# Goal
Lift every line from the entries that includes the word "Gate".

Start of Entries supplied

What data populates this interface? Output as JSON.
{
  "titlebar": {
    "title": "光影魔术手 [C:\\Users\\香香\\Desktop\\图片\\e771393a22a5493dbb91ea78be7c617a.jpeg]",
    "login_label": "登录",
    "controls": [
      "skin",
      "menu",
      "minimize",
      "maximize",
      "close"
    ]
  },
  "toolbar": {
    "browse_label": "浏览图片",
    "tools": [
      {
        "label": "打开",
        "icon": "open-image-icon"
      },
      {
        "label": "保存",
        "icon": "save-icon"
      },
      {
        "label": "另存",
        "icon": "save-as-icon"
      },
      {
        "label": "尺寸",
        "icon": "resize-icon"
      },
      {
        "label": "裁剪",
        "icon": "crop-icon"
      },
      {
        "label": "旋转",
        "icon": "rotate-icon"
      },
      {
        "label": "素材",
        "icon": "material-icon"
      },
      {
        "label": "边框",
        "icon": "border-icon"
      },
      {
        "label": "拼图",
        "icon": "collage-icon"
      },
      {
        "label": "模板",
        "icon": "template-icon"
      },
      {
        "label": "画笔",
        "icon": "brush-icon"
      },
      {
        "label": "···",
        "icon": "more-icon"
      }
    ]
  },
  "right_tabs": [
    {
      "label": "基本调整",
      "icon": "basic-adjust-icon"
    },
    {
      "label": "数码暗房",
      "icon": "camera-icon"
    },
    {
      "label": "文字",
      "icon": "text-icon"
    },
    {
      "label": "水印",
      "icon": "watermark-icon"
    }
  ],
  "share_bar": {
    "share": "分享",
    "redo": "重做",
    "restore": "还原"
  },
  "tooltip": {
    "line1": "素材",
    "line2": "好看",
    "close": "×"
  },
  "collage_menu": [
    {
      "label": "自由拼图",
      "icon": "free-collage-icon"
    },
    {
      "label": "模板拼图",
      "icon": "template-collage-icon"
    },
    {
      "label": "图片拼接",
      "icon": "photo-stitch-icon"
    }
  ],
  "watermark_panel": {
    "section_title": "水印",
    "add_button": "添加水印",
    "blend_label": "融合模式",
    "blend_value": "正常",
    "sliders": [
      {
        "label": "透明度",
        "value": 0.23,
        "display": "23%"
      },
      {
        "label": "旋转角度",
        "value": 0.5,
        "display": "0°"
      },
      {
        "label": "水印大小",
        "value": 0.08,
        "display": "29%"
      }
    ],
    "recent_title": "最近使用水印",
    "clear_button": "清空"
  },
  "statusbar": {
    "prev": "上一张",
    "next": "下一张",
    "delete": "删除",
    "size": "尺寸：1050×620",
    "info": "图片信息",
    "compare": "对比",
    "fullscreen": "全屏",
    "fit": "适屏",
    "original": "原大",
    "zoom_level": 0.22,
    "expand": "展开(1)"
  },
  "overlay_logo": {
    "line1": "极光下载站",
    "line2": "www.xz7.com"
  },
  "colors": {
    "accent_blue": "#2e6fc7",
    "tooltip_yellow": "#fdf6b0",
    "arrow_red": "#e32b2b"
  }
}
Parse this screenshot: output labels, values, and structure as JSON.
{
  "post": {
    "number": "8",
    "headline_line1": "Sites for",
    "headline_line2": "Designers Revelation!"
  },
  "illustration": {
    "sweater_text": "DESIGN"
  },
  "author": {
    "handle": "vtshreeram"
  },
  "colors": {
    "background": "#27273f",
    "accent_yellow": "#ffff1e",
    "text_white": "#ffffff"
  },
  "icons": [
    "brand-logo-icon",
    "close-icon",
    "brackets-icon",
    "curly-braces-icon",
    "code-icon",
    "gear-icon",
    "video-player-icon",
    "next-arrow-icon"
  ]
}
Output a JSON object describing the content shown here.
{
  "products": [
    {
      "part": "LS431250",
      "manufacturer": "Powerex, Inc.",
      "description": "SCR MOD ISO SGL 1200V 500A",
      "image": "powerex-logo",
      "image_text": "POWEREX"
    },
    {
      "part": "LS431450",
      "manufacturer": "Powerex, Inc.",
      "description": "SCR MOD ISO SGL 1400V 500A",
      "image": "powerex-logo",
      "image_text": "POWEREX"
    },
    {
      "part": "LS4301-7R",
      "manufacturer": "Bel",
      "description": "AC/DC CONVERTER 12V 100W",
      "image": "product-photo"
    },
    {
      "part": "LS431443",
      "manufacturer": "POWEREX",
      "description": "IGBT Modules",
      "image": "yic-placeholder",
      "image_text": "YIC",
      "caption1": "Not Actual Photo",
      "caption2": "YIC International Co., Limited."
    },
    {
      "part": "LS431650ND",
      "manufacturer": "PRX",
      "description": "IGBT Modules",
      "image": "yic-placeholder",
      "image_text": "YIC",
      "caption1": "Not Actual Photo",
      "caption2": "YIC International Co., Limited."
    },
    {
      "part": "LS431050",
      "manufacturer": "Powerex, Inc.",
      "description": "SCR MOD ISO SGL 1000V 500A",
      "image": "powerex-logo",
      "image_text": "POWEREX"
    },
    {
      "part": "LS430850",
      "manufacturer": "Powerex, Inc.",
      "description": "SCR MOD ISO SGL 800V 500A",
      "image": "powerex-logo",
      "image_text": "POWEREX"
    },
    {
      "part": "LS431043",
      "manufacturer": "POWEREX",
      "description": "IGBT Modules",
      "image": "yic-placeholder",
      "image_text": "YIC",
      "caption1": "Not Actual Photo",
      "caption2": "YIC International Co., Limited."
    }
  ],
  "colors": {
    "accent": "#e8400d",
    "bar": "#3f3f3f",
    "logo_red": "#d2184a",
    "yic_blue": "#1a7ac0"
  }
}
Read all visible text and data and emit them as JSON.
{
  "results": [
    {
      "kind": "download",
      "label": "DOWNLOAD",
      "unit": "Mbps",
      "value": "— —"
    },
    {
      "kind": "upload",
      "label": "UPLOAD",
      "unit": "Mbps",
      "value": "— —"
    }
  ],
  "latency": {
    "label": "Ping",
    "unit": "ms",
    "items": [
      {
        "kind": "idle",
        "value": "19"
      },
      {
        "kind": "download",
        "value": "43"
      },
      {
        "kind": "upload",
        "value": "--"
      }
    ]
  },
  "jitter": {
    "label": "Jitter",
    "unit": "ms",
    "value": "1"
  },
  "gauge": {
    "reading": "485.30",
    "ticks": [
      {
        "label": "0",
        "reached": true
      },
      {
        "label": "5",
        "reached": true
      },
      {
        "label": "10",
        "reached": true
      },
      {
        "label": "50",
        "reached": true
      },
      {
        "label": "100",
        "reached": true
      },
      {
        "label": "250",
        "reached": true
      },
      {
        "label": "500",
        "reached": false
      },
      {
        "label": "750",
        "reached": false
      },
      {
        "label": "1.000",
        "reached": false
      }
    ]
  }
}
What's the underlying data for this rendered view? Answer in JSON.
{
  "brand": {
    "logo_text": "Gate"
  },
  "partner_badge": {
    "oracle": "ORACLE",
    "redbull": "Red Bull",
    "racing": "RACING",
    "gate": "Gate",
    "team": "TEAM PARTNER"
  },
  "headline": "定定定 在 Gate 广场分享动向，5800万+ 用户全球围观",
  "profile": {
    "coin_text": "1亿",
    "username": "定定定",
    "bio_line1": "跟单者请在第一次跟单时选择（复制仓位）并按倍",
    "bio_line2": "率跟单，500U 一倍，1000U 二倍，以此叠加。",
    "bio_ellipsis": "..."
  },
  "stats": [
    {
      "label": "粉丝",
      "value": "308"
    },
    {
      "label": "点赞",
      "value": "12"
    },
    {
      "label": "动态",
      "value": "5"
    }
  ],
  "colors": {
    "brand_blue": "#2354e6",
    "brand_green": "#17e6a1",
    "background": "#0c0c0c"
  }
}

End of Entries supplied

# Answer to this exercise
    "logo_text": "Gate"
    "gate": "Gate",
  "headline": "定定定 在 Gate 广场分享动向，5800万+ 用户全球围观",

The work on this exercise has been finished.